═══ Data ═══

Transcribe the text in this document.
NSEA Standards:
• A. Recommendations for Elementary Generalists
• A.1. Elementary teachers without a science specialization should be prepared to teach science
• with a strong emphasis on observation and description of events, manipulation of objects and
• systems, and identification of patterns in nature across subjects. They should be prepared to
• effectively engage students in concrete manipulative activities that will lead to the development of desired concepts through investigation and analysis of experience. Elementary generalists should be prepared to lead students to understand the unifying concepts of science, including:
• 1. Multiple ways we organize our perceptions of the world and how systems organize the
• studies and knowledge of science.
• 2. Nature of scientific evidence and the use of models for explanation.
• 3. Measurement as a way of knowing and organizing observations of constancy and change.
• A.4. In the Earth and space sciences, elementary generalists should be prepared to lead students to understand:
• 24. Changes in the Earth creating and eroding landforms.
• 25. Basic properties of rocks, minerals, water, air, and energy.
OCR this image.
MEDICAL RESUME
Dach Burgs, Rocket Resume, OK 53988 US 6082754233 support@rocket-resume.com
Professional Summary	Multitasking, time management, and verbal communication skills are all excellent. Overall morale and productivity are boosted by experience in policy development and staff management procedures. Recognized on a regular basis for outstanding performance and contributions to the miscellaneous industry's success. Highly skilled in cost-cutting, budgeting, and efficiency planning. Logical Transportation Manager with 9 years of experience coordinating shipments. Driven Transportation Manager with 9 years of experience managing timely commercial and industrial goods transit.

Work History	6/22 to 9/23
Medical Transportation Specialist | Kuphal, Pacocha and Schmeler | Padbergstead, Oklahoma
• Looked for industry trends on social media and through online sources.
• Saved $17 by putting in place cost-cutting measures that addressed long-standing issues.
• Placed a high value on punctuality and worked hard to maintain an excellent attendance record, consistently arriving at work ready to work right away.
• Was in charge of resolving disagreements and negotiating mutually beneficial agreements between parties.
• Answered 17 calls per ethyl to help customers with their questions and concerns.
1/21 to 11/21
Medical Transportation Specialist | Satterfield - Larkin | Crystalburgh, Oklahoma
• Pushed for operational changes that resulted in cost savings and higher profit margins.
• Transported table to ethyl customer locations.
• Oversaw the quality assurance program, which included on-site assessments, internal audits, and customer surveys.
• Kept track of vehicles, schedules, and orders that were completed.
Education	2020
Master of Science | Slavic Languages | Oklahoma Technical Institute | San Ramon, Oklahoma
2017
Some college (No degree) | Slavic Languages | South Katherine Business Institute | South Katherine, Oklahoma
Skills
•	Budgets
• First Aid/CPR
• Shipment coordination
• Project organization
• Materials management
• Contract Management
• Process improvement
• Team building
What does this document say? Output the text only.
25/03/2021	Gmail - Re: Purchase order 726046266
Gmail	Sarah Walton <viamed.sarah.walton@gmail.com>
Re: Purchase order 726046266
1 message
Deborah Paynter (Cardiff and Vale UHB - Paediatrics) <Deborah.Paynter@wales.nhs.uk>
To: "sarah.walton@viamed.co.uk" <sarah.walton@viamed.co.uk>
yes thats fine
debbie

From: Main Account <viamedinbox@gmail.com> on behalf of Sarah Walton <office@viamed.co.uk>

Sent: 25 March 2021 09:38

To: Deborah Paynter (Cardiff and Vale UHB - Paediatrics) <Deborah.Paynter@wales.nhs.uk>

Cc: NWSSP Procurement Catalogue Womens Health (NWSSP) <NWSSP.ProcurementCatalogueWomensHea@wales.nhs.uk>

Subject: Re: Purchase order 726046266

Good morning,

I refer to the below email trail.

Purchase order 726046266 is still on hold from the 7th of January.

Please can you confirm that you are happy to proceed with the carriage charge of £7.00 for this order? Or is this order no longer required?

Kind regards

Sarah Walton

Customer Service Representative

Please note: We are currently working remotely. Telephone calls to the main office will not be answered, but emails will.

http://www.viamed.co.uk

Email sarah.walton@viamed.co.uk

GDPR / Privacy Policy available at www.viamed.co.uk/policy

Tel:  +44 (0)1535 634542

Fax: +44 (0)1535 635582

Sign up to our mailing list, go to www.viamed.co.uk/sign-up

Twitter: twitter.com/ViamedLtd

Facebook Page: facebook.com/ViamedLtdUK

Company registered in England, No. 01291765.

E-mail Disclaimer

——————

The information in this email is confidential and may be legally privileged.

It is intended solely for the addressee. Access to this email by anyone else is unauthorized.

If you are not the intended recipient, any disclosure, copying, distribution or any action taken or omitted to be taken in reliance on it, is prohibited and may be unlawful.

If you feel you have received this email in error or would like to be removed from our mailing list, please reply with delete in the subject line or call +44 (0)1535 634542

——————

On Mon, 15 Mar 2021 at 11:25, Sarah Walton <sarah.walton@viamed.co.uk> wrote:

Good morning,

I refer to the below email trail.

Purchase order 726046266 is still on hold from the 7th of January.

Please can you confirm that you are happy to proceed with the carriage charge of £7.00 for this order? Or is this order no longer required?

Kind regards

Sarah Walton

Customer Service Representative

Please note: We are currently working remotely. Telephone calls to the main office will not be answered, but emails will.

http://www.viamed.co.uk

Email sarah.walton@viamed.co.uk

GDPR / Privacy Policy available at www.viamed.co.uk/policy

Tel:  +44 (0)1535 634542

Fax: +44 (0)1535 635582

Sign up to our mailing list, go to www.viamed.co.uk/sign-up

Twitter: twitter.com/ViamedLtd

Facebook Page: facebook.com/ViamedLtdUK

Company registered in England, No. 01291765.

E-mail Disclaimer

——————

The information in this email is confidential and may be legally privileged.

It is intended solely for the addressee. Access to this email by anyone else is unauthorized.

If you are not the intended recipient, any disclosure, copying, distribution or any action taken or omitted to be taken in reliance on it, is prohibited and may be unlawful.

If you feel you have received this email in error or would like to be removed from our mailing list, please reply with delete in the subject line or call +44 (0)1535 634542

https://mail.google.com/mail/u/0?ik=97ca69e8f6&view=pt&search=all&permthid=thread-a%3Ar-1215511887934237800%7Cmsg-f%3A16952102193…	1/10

═══

* [Directions for this task] In this exercise, repeat all entries exactly.

* [Answer to the exercise]
Transcribe the text in this document.
NSEA Standards:
• A. Recommendations for Elementary Generalists
• A.1. Elementary teachers without a science specialization should be prepared to teach science
• with a strong emphasis on observation and description of events, manipulation of objects and
• systems, and identification of patterns in nature across subjects. They should be prepared to
• effectively engage students in concrete manipulative activities that will lead to the development of desired concepts through investigation and analysis of experience. Elementary generalists should be prepared to lead students to understand the unifying concepts of science, including:
• 1. Multiple ways we organize our perceptions of the world and how systems organize the
• studies and knowledge of science.
• 2. Nature of scientific evidence and the use of models for explanation.
• 3. Measurement as a way of knowing and organizing observations of constancy and change.
• A.4. In the Earth and space sciences, elementary generalists should be prepared to lead students to understand:
• 24. Changes in the Earth creating and eroding landforms.
• 25. Basic properties of rocks, minerals, water, air, and energy.
OCR this image.
MEDICAL RESUME
Dach Burgs, Rocket Resume, OK 53988 US 6082754233 support@rocket-resume.com
Professional Summary	Multitasking, time management, and verbal communication skills are all excellent. Overall morale and productivity are boosted by experience in policy development and staff management procedures. Recognized on a regular basis for outstanding performance and contributions to the miscellaneous industry's success. Highly skilled in cost-cutting, budgeting, and efficiency planning. Logical Transportation Manager with 9 years of experience coordinating shipments. Driven Transportation Manager with 9 years of experience managing timely commercial and industrial goods transit.

Work History	6/22 to 9/23
Medical Transportation Specialist | Kuphal, Pacocha and Schmeler | Padbergstead, Oklahoma
• Looked for industry trends on social media and through online sources.
• Saved $17 by putting in place cost-cutting measures that addressed long-standing issues.
• Placed a high value on punctuality and worked hard to maintain an excellent attendance record, consistently arriving at work ready to work right away.
• Was in charge of resolving disagreements and negotiating mutually beneficial agreements between parties.
• Answered 17 calls per ethyl to help customers with their questions and concerns.
1/21 to 11/21
Medical Transportation Specialist | Satterfield - Larkin | Crystalburgh, Oklahoma
• Pushed for operational changes that resulted in cost savings and higher profit margins.
• Transported table to ethyl customer locations.
• Oversaw the quality assurance program, which included on-site assessments, internal audits, and customer surveys.
• Kept track of vehicles, schedules, and orders that were completed.
Education	2020
Master of Science | Slavic Languages | Oklahoma Technical Institute | San Ramon, Oklahoma
2017
Some college (No degree) | Slavic Languages | South Katherine Business Institute | South Katherine, Oklahoma
Skills
•	Budgets
• First Aid/CPR
• Shipment coordination
• Project organization
• Materials management
• Contract Management
• Process improvement
• Team building
What does this document say? Output the text only.
25/03/2021	Gmail - Re: Purchase order 726046266
Gmail	Sarah Walton <viamed.sarah.walton@gmail.com>
Re: Purchase order 726046266
1 message
Deborah Paynter (Cardiff and Vale UHB - Paediatrics) <Deborah.Paynter@wales.nhs.uk>
To: "sarah.walton@viamed.co.uk" <sarah.walton@viamed.co.uk>
yes thats fine
debbie

From: Main Account <viamedinbox@gmail.com> on behalf of Sarah Walton <office@viamed.co.uk>

Sent: 25 March 2021 09:38

To: Deborah Paynter (Cardiff and Vale UHB - Paediatrics) <Deborah.Paynter@wales.nhs.uk>

Cc: NWSSP Procurement Catalogue Womens Health (NWSSP) <NWSSP.ProcurementCatalogueWomensHea@wales.nhs.uk>

Subject: Re: Purchase order 726046266

Good morning,

I refer to the below email trail.

Purchase order 726046266 is still on hold from the 7th of January.

Please can you confirm that you are happy to proceed with the carriage charge of £7.00 for this order? Or is this order no longer required?

Kind regards

Sarah Walton

Customer Service Representative

Please note: We are currently working remotely. Telephone calls to the main office will not be answered, but emails will.

http://www.viamed.co.uk

Email sarah.walton@viamed.co.uk

GDPR / Privacy Policy available at www.viamed.co.uk/policy

Tel:  +44 (0)1535 634542

Fax: +44 (0)1535 635582

Sign up to our mailing list, go to www.viamed.co.uk/sign-up

Twitter: twitter.com/ViamedLtd

Facebook Page: facebook.com/ViamedLtdUK

Company registered in England, No. 01291765.

E-mail Disclaimer

——————

The information in this email is confidential and may be legally privileged.

It is intended solely for the addressee. Access to this email by anyone else is unauthorized.

If you are not the intended recipient, any disclosure, copying, distribution or any action taken or omitted to be taken in reliance on it, is prohibited and may be unlawful.

If you feel you have received this email in error or would like to be removed from our mailing list, please reply with delete in the subject line or call +44 (0)1535 634542

——————

On Mon, 15 Mar 2021 at 11:25, Sarah Walton <sarah.walton@viamed.co.uk> wrote:

Good morning,

I refer to the below email trail.

Purchase order 726046266 is still on hold from the 7th of January.

Please can you confirm that you are happy to proceed with the carriage charge of £7.00 for this order? Or is this order no longer required?

Kind regards

Sarah Walton

Customer Service Representative

Please note: We are currently working remotely. Telephone calls to the main office will not be answered, but emails will.

http://www.viamed.co.uk

Email sarah.walton@viamed.co.uk

GDPR / Privacy Policy available at www.viamed.co.uk/policy

Tel:  +44 (0)1535 634542

Fax: +44 (0)1535 635582

Sign up to our mailing list, go to www.viamed.co.uk/sign-up

Twitter: twitter.com/ViamedLtd

Facebook Page: facebook.com/ViamedLtdUK

Company registered in England, No. 01291765.

E-mail Disclaimer

——————

The information in this email is confidential and may be legally privileged.

It is intended solely for the addressee. Access to this email by anyone else is unauthorized.

If you are not the intended recipient, any disclosure, copying, distribution or any action taken or omitted to be taken in reliance on it, is prohibited and may be unlawful.

If you feel you have received this email in error or would like to be removed from our mailing list, please reply with delete in the subject line or call +44 (0)1535 634542

https://mail.google.com/mail/u/0?ik=97ca69e8f6&view=pt&search=all&permthid=thread-a%3Ar-1215511887934237800%7Cmsg-f%3A16952102193…	1/10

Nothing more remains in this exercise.